Stated goal ▸
Render every entry verbatim.

((

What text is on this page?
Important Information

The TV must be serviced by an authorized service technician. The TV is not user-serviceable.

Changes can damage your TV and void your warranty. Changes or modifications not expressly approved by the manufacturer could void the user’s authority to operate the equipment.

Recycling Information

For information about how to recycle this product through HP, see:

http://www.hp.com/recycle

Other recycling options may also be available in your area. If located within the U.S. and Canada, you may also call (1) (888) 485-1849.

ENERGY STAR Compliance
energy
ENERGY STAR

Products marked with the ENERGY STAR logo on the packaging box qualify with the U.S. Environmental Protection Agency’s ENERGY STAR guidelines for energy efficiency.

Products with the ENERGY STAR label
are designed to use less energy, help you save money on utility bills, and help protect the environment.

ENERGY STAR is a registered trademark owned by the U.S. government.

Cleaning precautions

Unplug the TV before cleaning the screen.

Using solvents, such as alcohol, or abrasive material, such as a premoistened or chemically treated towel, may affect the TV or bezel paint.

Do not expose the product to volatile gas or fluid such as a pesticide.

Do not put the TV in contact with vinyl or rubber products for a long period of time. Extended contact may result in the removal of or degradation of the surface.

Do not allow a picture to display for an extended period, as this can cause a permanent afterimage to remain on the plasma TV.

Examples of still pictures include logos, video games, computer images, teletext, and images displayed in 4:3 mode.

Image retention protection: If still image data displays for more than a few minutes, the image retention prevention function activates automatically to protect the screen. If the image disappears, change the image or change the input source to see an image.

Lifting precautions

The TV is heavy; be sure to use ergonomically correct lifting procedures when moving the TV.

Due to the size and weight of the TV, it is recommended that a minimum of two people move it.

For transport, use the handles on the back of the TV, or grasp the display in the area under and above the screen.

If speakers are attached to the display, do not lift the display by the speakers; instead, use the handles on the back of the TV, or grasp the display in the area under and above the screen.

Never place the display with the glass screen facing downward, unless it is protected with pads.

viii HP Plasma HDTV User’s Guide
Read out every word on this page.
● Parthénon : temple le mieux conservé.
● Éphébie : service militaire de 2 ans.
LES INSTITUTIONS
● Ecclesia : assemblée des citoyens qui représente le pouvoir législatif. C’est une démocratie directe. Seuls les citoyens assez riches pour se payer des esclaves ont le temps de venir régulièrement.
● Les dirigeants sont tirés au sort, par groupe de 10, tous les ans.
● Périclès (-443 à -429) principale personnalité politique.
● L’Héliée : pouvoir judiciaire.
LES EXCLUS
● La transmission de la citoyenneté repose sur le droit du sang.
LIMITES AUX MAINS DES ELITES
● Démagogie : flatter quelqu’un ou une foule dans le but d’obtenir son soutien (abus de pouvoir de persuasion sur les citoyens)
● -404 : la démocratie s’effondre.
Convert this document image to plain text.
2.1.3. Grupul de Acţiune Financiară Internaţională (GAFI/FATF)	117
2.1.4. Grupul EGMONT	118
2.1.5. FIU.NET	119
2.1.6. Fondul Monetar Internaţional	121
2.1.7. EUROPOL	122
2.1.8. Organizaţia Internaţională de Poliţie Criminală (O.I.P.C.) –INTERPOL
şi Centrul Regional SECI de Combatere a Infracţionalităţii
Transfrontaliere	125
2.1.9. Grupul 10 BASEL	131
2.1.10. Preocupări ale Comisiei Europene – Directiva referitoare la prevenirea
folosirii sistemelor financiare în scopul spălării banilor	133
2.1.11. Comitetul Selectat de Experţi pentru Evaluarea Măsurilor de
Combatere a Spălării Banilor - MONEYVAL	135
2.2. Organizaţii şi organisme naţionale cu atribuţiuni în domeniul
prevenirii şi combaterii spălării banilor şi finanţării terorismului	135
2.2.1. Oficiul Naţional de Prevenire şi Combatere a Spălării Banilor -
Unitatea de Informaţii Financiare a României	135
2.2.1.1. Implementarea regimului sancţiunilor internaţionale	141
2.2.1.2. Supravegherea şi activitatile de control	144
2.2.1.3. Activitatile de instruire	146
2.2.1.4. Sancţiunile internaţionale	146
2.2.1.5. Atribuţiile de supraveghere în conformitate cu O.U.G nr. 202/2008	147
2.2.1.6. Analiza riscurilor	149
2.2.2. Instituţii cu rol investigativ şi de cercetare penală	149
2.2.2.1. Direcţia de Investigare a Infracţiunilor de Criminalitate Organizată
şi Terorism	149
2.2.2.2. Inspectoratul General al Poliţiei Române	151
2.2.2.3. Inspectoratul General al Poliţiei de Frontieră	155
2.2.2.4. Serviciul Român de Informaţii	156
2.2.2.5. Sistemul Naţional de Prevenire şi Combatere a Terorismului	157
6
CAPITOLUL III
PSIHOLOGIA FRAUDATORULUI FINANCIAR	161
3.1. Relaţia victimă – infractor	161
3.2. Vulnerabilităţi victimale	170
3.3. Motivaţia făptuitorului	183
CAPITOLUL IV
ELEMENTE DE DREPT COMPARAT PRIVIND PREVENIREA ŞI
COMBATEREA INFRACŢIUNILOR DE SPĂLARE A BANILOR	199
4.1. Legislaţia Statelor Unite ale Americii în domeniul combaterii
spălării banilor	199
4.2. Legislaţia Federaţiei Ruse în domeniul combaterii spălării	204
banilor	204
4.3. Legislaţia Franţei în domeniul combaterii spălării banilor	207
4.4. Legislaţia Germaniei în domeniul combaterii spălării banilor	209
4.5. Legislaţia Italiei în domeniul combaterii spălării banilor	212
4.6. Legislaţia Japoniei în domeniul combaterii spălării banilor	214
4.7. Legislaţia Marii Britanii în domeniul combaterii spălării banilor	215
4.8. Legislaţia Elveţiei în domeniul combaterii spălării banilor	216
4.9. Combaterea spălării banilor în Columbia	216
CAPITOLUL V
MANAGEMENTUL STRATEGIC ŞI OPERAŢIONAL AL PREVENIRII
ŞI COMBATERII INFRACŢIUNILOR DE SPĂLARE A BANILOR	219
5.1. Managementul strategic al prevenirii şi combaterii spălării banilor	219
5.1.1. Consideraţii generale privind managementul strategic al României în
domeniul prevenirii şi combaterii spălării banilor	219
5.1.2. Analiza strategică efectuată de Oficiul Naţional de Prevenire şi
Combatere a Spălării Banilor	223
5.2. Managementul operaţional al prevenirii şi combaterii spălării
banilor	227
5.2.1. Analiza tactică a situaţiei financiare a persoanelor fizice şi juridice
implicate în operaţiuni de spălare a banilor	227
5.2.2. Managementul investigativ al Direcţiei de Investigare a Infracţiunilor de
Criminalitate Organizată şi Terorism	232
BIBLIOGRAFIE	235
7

))

Exercise response ▸
What text is on this page?
Important Information

The TV must be serviced by an authorized service technician. The TV is not user-serviceable.

Changes can damage your TV and void your warranty. Changes or modifications not expressly approved by the manufacturer could void the user’s authority to operate the equipment.

Recycling Information

For information about how to recycle this product through HP, see:

http://www.hp.com/recycle

Other recycling options may also be available in your area. If located within the U.S. and Canada, you may also call (1) (888) 485-1849.

ENERGY STAR Compliance
energy
ENERGY STAR

Products marked with the ENERGY STAR logo on the packaging box qualify with the U.S. Environmental Protection Agency’s ENERGY STAR guidelines for energy efficiency.

Products with the ENERGY STAR label
are designed to use less energy, help you save money on utility bills, and help protect the environment.

ENERGY STAR is a registered trademark owned by the U.S. government.

Cleaning precautions

Unplug the TV before cleaning the screen.

Using solvents, such as alcohol, or abrasive material, such as a premoistened or chemically treated towel, may affect the TV or bezel paint.

Do not expose the product to volatile gas or fluid such as a pesticide.

Do not put the TV in contact with vinyl or rubber products for a long period of time. Extended contact may result in the removal of or degradation of the surface.

Do not allow a picture to display for an extended period, as this can cause a permanent afterimage to remain on the plasma TV.

Examples of still pictures include logos, video games, computer images, teletext, and images displayed in 4:3 mode.

Image retention protection: If still image data displays for more than a few minutes, the image retention prevention function activates automatically to protect the screen. If the image disappears, change the image or change the input source to see an image.

Lifting precautions

The TV is heavy; be sure to use ergonomically correct lifting procedures when moving the TV.

Due to the size and weight of the TV, it is recommended that a minimum of two people move it.

For transport, use the handles on the back of the TV, or grasp the display in the area under and above the screen.

If speakers are attached to the display, do not lift the display by the speakers; instead, use the handles on the back of the TV, or grasp the display in the area under and above the screen.

Never place the display with the glass screen facing downward, unless it is protected with pads.

viii HP Plasma HDTV User’s Guide
Read out every word on this page.
● Parthénon : temple le mieux conservé.
● Éphébie : service militaire de 2 ans.
LES INSTITUTIONS
● Ecclesia : assemblée des citoyens qui représente le pouvoir législatif. C’est une démocratie directe. Seuls les citoyens assez riches pour se payer des esclaves ont le temps de venir régulièrement.
● Les dirigeants sont tirés au sort, par groupe de 10, tous les ans.
● Périclès (-443 à -429) principale personnalité politique.
● L’Héliée : pouvoir judiciaire.
LES EXCLUS
● La transmission de la citoyenneté repose sur le droit du sang.
LIMITES AUX MAINS DES ELITES
● Démagogie : flatter quelqu’un ou une foule dans le but d’obtenir son soutien (abus de pouvoir de persuasion sur les citoyens)
● -404 : la démocratie s’effondre.
Convert this document image to plain text.
2.1.3. Grupul de Acţiune Financiară Internaţională (GAFI/FATF)	117
2.1.4. Grupul EGMONT	118
2.1.5. FIU.NET	119
2.1.6. Fondul Monetar Internaţional	121
2.1.7. EUROPOL	122
2.1.8. Organizaţia Internaţională de Poliţie Criminală (O.I.P.C.) –INTERPOL
şi Centrul Regional SECI de Combatere a Infracţionalităţii
Transfrontaliere	125
2.1.9. Grupul 10 BASEL	131
2.1.10. Preocupări ale Comisiei Europene – Directiva referitoare la prevenirea
folosirii sistemelor financiare în scopul spălării banilor	133
2.1.11. Comitetul Selectat de Experţi pentru Evaluarea Măsurilor de
Combatere a Spălării Banilor - MONEYVAL	135
2.2. Organizaţii şi organisme naţionale cu atribuţiuni în domeniul
prevenirii şi combaterii spălării banilor şi finanţării terorismului	135
2.2.1. Oficiul Naţional de Prevenire şi Combatere a Spălării Banilor -
Unitatea de Informaţii Financiare a României	135
2.2.1.1. Implementarea regimului sancţiunilor internaţionale	141
2.2.1.2. Supravegherea şi activitatile de control	144
2.2.1.3. Activitatile de instruire	146
2.2.1.4. Sancţiunile internaţionale	146
2.2.1.5. Atribuţiile de supraveghere în conformitate cu O.U.G nr. 202/2008	147
2.2.1.6. Analiza riscurilor	149
2.2.2. Instituţii cu rol investigativ şi de cercetare penală	149
2.2.2.1. Direcţia de Investigare a Infracţiunilor de Criminalitate Organizată
şi Terorism	149
2.2.2.2. Inspectoratul General al Poliţiei Române	151
2.2.2.3. Inspectoratul General al Poliţiei de Frontieră	155
2.2.2.4. Serviciul Român de Informaţii	156
2.2.2.5. Sistemul Naţional de Prevenire şi Combatere a Terorismului	157
6
CAPITOLUL III
PSIHOLOGIA FRAUDATORULUI FINANCIAR	161
3.1. Relaţia victimă – infractor	161
3.2. Vulnerabilităţi victimale	170
3.3. Motivaţia făptuitorului	183
CAPITOLUL IV
ELEMENTE DE DREPT COMPARAT PRIVIND PREVENIREA ŞI
COMBATEREA INFRACŢIUNILOR DE SPĂLARE A BANILOR	199
4.1. Legislaţia Statelor Unite ale Americii în domeniul combaterii
spălării banilor	199
4.2. Legislaţia Federaţiei Ruse în domeniul combaterii spălării	204
banilor	204
4.3. Legislaţia Franţei în domeniul combaterii spălării banilor	207
4.4. Legislaţia Germaniei în domeniul combaterii spălării banilor	209
4.5. Legislaţia Italiei în domeniul combaterii spălării banilor	212
4.6. Legislaţia Japoniei în domeniul combaterii spălării banilor	214
4.7. Legislaţia Marii Britanii în domeniul combaterii spălării banilor	215
4.8. Legislaţia Elveţiei în domeniul combaterii spălării banilor	216
4.9. Combaterea spălării banilor în Columbia	216
CAPITOLUL V
MANAGEMENTUL STRATEGIC ŞI OPERAŢIONAL AL PREVENIRII
ŞI COMBATERII INFRACŢIUNILOR DE SPĂLARE A BANILOR	219
5.1. Managementul strategic al prevenirii şi combaterii spălării banilor	219
5.1.1. Consideraţii generale privind managementul strategic al României în
domeniul prevenirii şi combaterii spălării banilor	219
5.1.2. Analiza strategică efectuată de Oficiul Naţional de Prevenire şi
Combatere a Spălării Banilor	223
5.2. Managementul operaţional al prevenirii şi combaterii spălării
banilor	227
5.2.1. Analiza tactică a situaţiei financiare a persoanelor fizice şi juridice
implicate în operaţiuni de spălare a banilor	227
5.2.2. Managementul investigativ al Direcţiei de Investigare a Infracţiunilor de
Criminalitate Organizată şi Terorism	232
BIBLIOGRAFIE	235
7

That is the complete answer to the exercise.